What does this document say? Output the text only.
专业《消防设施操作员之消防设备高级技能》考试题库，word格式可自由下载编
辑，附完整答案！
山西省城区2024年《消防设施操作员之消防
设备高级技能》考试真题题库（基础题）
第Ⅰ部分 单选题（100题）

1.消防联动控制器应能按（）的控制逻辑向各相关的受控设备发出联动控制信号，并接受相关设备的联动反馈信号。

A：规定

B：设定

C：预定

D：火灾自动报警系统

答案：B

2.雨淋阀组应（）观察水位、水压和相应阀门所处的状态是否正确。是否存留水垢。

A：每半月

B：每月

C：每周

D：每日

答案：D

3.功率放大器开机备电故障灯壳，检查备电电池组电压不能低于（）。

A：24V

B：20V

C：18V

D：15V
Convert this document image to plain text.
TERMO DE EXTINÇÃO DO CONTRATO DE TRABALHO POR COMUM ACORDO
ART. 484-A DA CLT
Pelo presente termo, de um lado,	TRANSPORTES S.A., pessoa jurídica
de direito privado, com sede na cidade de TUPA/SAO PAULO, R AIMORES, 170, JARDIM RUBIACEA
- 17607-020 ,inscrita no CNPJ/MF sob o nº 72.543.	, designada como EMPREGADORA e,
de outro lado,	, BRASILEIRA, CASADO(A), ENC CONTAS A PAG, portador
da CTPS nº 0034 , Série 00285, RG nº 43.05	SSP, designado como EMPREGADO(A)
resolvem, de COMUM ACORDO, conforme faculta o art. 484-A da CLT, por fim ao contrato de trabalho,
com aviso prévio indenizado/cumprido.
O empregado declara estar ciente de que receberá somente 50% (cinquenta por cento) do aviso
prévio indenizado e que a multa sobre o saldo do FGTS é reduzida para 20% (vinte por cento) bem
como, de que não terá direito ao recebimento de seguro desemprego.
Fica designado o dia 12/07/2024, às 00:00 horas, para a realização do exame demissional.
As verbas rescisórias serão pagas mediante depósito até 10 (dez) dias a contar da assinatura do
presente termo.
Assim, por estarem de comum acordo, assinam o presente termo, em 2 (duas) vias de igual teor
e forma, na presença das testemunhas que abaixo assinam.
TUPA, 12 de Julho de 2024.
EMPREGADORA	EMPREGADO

PROBLEM REQUIREMENTS |
In the listing above, find each line with the word "lado" and copy it.

EXERCISE RESULT |
Pelo presente termo, de um lado,	TRANSPORTES S.A., pessoa jurídica
de outro lado,	, BRASILEIRA, CASADO(A), ENC CONTAS A PAG, portador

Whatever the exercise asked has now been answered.